[Saved entries]
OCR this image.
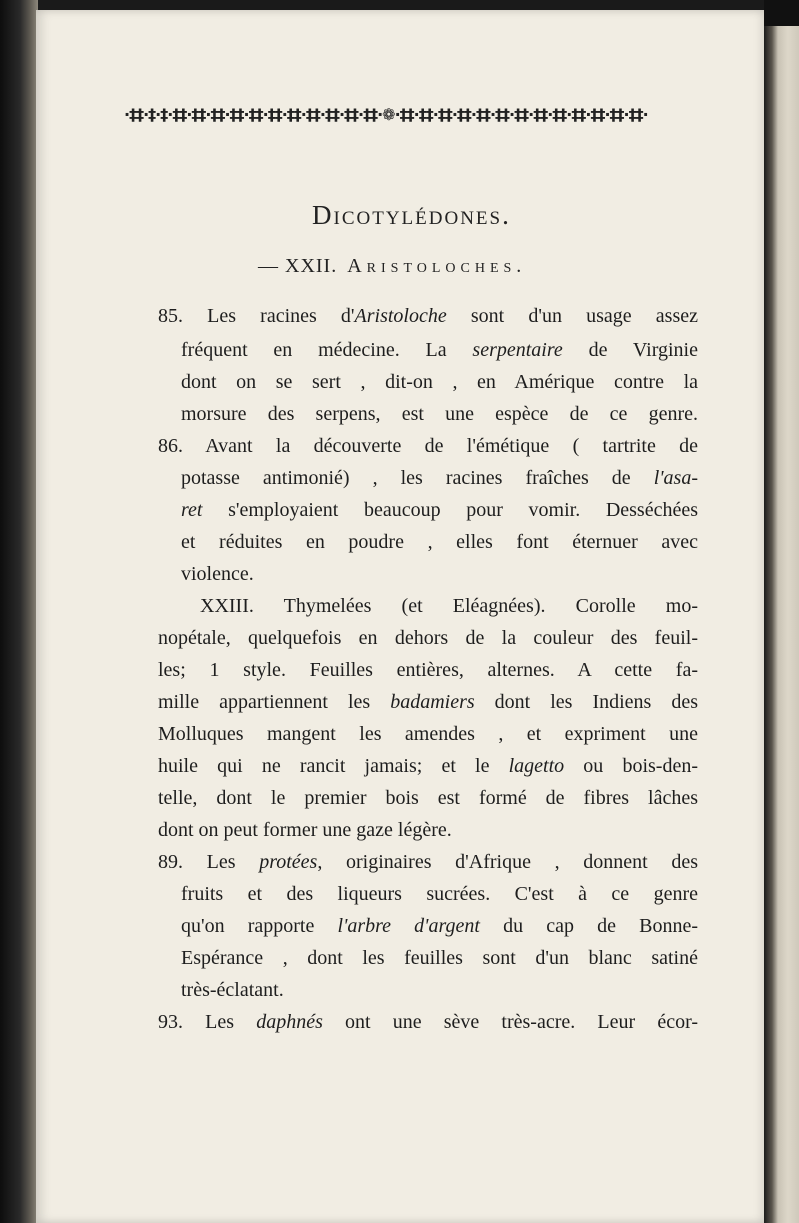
·‡‡·‡·‡·‡‡·‡‡·‡‡·‡‡·‡‡·‡‡·‡‡·‡‡·‡‡·‡‡·‡‡·❁·‡‡·‡‡·‡‡·‡‡·‡‡·‡‡·‡‡·‡‡·‡‡·‡‡·‡‡·‡‡·‡‡·
Dicotylédones.
— XXII. Aristoloches.
85. Les racines d'Aristoloche sont d'un usage assez
fréquent en médecine. La serpentaire de Virginie
dont on se sert , dit-on , en Amérique contre la
morsure des serpens, est une espèce de ce genre.
86. Avant la découverte de l'émétique ( tartrite de
potasse antimonié) , les racines fraîches de l'asa-
ret s'employaient beaucoup pour vomir. Desséchées
et réduites en poudre , elles font éternuer avec
violence.
XXIII. Thymelées (et Eléagnées). Corolle mo-
nopétale, quelquefois en dehors de la couleur des feuil-
les; 1 style. Feuilles entières, alternes. A cette fa-
mille appartiennent les badamiers dont les Indiens des
Molluques mangent les amendes , et expriment une
huile qui ne rancit jamais; et le lagetto ou bois-den-
telle, dont le premier bois est formé de fibres lâches
dont on peut former une gaze légère.
89. Les protées, originaires d'Afrique , donnent des
fruits et des liqueurs sucrées. C'est à ce genre
qu'on rapporte l'arbre d'argent du cap de Bonne-
Espérance , dont les feuilles sont d'un blanc satiné
très-éclatant.
93. Les daphnés ont une sève très-acre. Leur écor-
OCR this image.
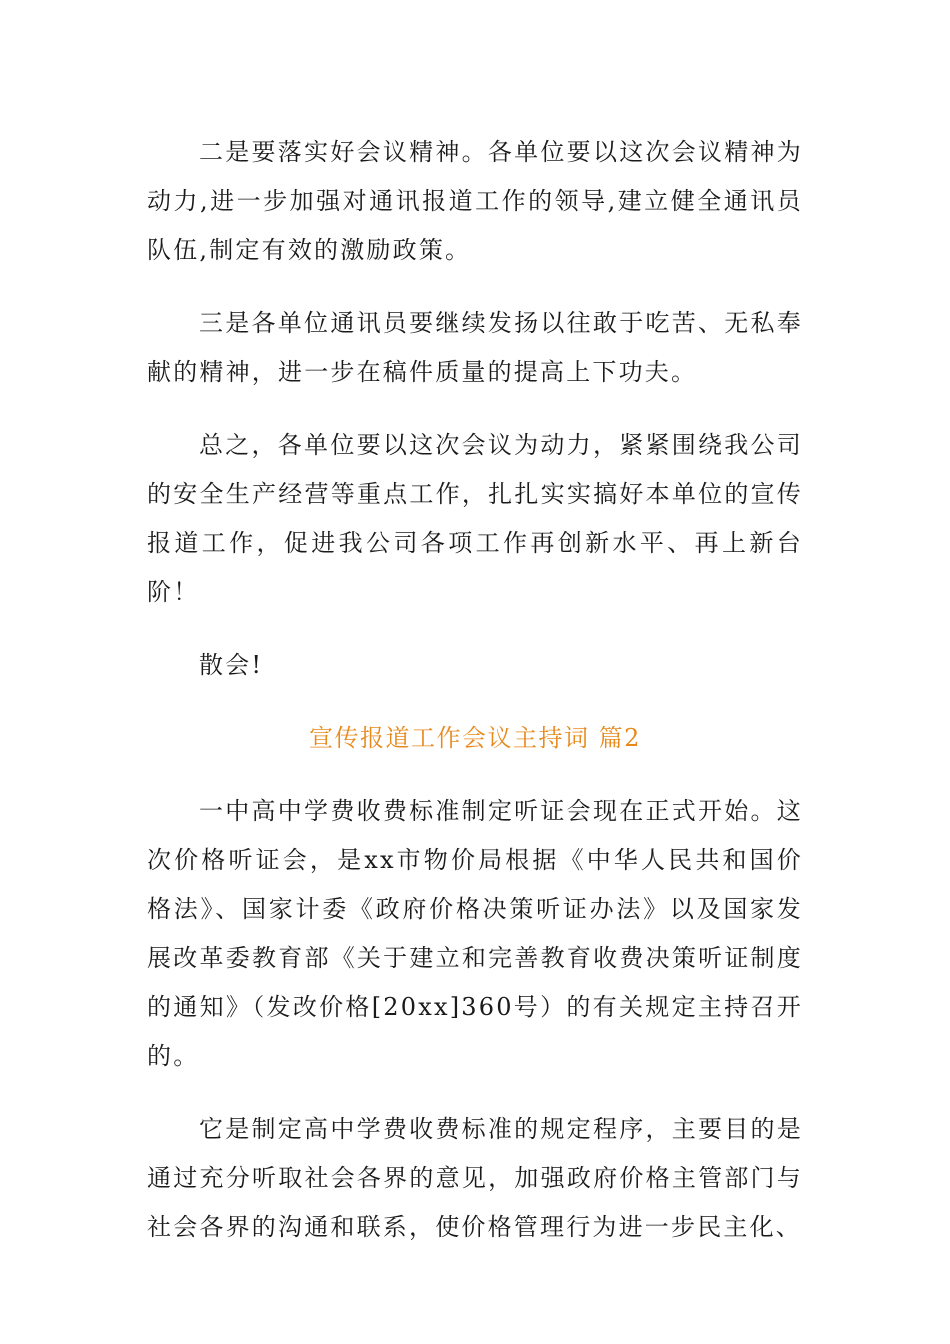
二是要落实好会议精神。各单位要以这次会议精神为动力,进一步加强对通讯报道工作的领导,建立健全通讯员队伍,制定有效的激励政策。

三是各单位通讯员要继续发扬以往敢于吃苦、无私奉献的精神，进一步在稿件质量的提高上下功夫。

总之，各单位要以这次会议为动力，紧紧围绕我公司的安全生产经营等重点工作，扎扎实实搞好本单位的宣传报道工作，促进我公司各项工作再创新水平、再上新台阶！

散会!

宣传报道工作会议主持词 篇2

一中高中学费收费标准制定听证会现在正式开始。这次价格听证会，是xx市物价局根据《中华人民共和国价格法》、国家计委《政府价格决策听证办法》以及国家发展改革委教育部《关于建立和完善教育收费决策听证制度的通知》（发改价格[20xx]360号）的有关规定主持召开的。

它是制定高中学费收费标准的规定程序，主要目的是通过充分听取社会各界的意见，加强政府价格主管部门与社会各界的沟通和联系，使价格管理行为进一步民主化、
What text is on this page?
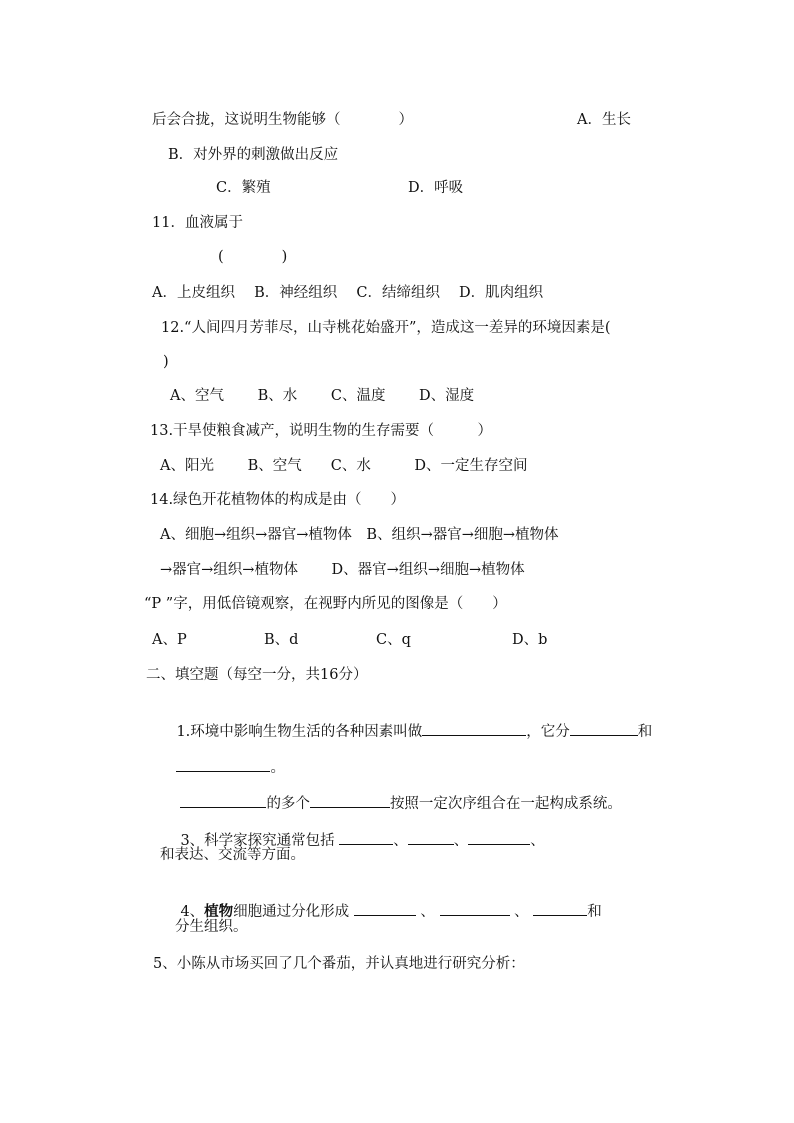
后会合拢，这说明生物能够（　　　　）	A．生长
B．对外界的刺激做出反应
C．繁殖	D．呼吸
11．血液属于
(　　　　)
A．上皮组织　 B．神经组织　 C．结缔组织　 D．肌肉组织
12.“人间四月芳菲尽，山寺桃花始盛开”，造成这一差异的环境因素是(
)
A、空气　　 B、水　　 C、温度　　 D、湿度
13.干旱使粮食减产，说明生物的生存需要（　　　）
A、阳光　　 B、空气　　C、水　　　D、一定生存空间
14.绿色开花植物体的构成是由（　　）
A、细胞→组织→器官→植物体　B、组织→器官→细胞→植物体
→器官→组织→植物体　　 D、器官→组织→细胞→植物体
“P ”字，用低倍镜观察，在视野内所见的图像是（　　）
A、P	B、d	C、q	D、b
二、填空题（每空一分，共16分）

1.环境中影响生物生活的各种因素叫做	，它分	和

。

的多个	按照一定次序组合在一起构成系统。

3、科学家探究通常包括	、	、	、

和表达、交流等方面。

4、植物细胞通过分化形成	、	、	和

分生组织。
5、小陈从市场买回了几个番茄，并认真地进行研究分析：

# [Given problem]
Across the entries, how many lines hold the word "sont"? Say only the number.

# [Response to this task]
2